(Extracted data entries)
──────────────────────────────

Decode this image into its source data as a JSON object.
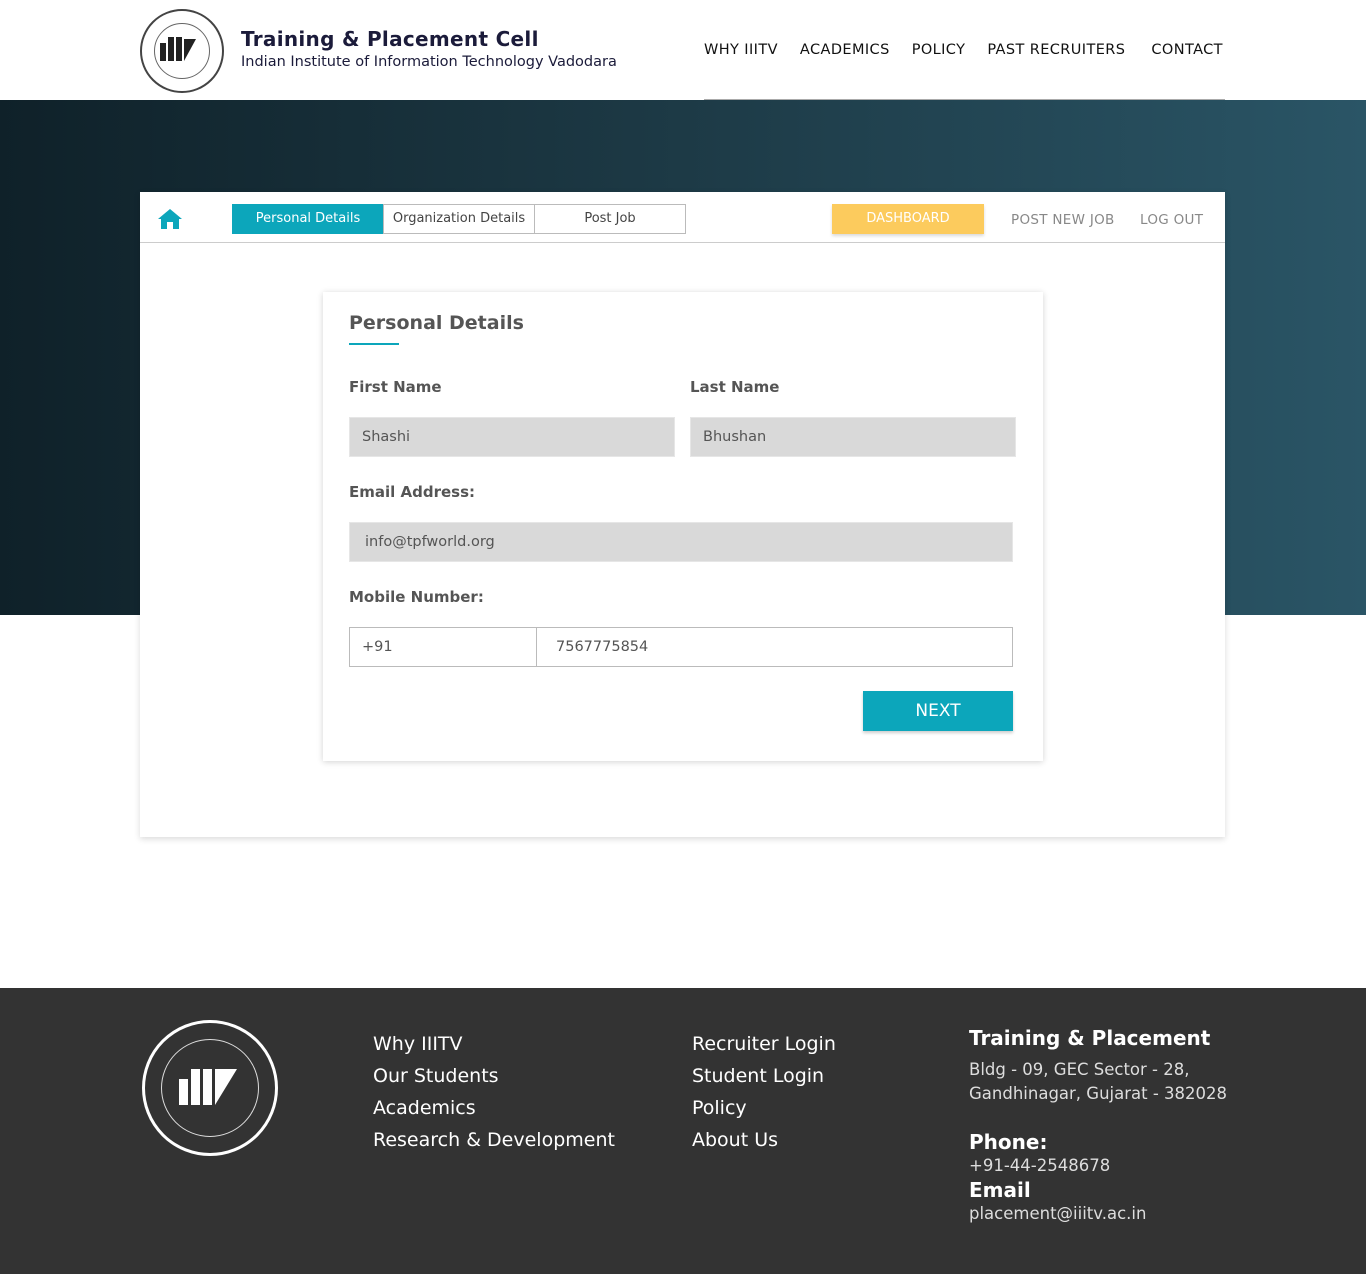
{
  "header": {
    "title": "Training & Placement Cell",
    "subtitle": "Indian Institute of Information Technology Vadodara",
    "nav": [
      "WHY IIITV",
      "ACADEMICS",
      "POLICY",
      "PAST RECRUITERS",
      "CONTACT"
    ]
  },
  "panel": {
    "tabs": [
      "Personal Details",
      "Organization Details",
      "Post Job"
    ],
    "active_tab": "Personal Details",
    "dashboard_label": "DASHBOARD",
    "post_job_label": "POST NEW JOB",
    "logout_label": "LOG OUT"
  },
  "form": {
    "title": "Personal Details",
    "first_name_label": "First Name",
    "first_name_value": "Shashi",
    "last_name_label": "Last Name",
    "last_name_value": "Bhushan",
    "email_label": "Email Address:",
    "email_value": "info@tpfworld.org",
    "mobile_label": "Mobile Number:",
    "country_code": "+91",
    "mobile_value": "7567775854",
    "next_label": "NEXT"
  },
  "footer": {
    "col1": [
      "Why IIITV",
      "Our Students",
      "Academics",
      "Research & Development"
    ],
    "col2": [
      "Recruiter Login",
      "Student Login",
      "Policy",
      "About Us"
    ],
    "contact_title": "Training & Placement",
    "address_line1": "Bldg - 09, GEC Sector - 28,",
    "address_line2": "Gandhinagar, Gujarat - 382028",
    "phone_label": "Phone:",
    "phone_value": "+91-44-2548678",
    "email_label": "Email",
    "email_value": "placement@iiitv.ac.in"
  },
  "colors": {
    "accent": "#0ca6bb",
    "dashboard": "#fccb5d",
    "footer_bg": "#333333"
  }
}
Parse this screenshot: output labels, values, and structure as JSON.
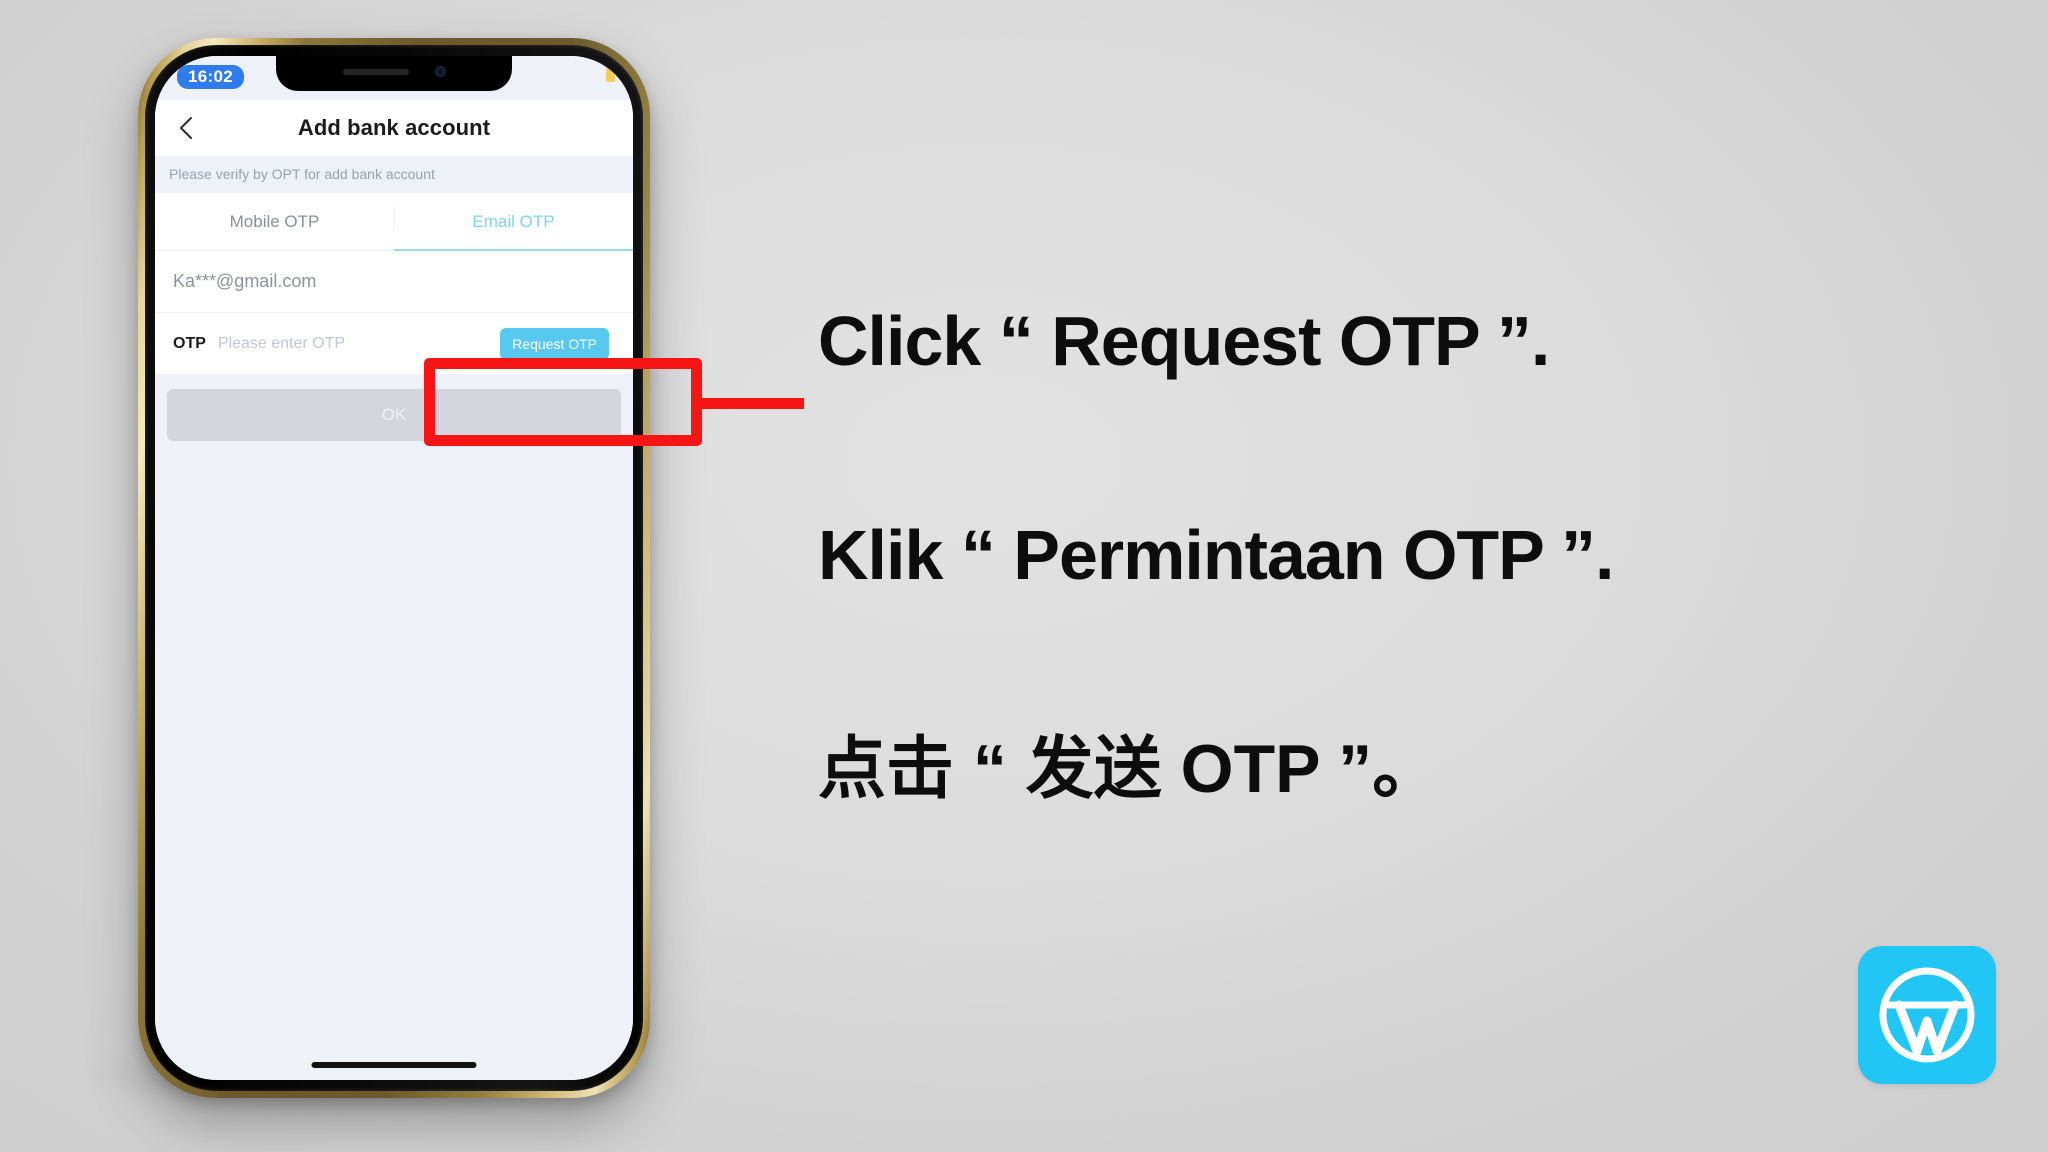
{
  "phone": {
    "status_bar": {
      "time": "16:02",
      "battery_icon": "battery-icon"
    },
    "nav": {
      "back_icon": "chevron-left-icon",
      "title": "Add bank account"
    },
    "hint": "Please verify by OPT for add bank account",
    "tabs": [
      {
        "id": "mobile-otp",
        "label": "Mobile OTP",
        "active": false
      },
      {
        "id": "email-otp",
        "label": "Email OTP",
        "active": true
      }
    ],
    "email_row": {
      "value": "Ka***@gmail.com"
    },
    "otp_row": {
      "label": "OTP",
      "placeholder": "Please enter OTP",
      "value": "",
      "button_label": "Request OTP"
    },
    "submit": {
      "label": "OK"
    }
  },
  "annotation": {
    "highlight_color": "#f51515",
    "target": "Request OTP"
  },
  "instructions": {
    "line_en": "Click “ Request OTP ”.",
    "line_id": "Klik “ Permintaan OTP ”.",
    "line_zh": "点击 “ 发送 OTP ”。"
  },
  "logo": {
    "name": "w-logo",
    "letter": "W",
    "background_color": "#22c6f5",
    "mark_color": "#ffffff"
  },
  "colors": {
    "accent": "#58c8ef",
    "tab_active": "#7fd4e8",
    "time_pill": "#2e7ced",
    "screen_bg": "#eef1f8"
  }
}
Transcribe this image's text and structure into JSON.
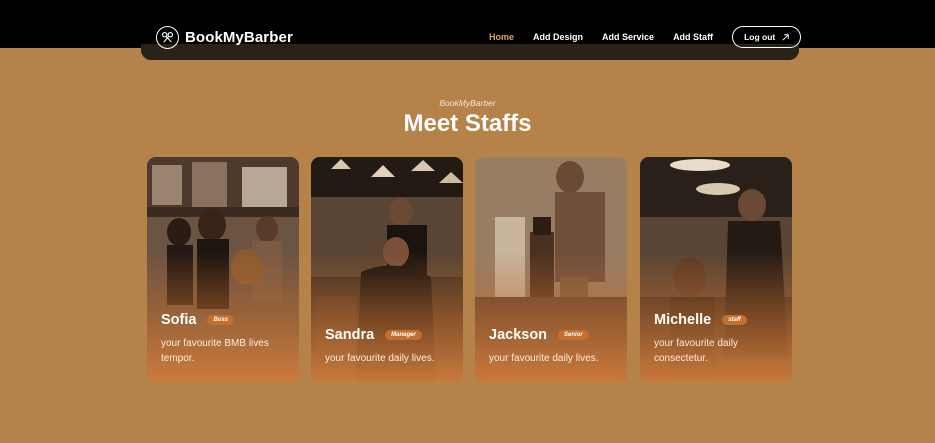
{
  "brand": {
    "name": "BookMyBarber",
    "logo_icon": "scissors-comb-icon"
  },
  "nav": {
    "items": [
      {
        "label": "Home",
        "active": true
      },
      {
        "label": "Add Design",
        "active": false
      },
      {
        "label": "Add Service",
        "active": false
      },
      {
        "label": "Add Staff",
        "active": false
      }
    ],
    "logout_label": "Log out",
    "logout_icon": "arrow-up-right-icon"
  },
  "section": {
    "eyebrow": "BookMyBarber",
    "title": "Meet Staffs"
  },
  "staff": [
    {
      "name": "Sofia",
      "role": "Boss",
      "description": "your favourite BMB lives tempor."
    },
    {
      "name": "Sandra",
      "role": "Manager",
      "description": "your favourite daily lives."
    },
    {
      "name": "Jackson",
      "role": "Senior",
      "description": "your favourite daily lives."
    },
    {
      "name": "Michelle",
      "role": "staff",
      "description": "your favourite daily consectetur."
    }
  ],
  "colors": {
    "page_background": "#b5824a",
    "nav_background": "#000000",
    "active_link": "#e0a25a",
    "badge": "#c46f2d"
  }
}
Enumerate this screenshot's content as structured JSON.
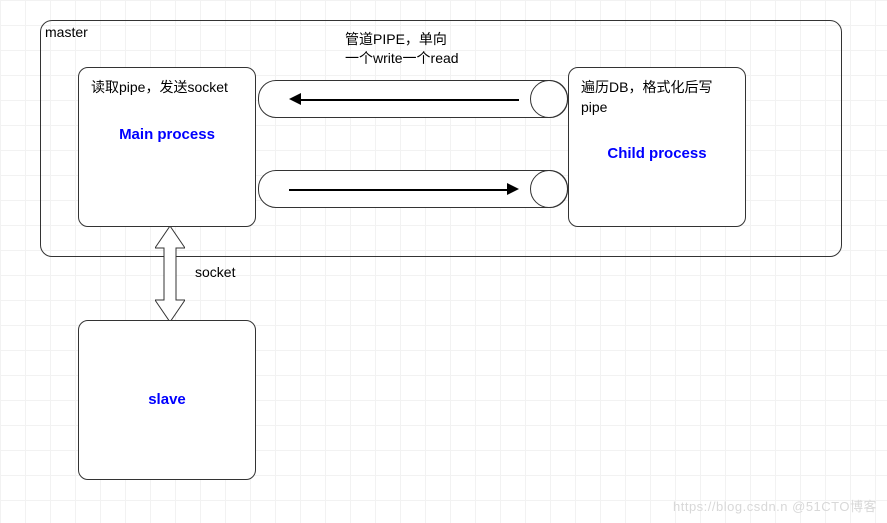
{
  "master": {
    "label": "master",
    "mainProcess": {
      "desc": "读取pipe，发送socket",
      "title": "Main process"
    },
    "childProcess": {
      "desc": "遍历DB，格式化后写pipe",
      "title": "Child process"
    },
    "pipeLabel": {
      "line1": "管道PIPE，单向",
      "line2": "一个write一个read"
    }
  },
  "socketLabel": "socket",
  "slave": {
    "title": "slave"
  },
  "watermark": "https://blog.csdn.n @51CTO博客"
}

──────────────────────────────

## PROBLEM DETAILS
Your task is to copy word for word the lines from the line containing "Enumerate this screenshot's" to the end of the listing, both included, and to drop any pictures.

## RIGHT ANSWER
Enumerate this screenshot's content as structured JSON.
{
  "master": {
    "label": "master",
    "mainProcess": {
      "desc": "读取pipe，发送socket",
      "title": "Main process"
    },
    "childProcess": {
      "desc": "遍历DB，格式化后写pipe",
      "title": "Child process"
    },
    "pipeLabel": {
      "line1": "管道PIPE，单向",
      "line2": "一个write一个read"
    }
  },
  "socketLabel": "socket",
  "slave": {
    "title": "slave"
  },
  "watermark": "https://blog.csdn.n @51CTO博客"
}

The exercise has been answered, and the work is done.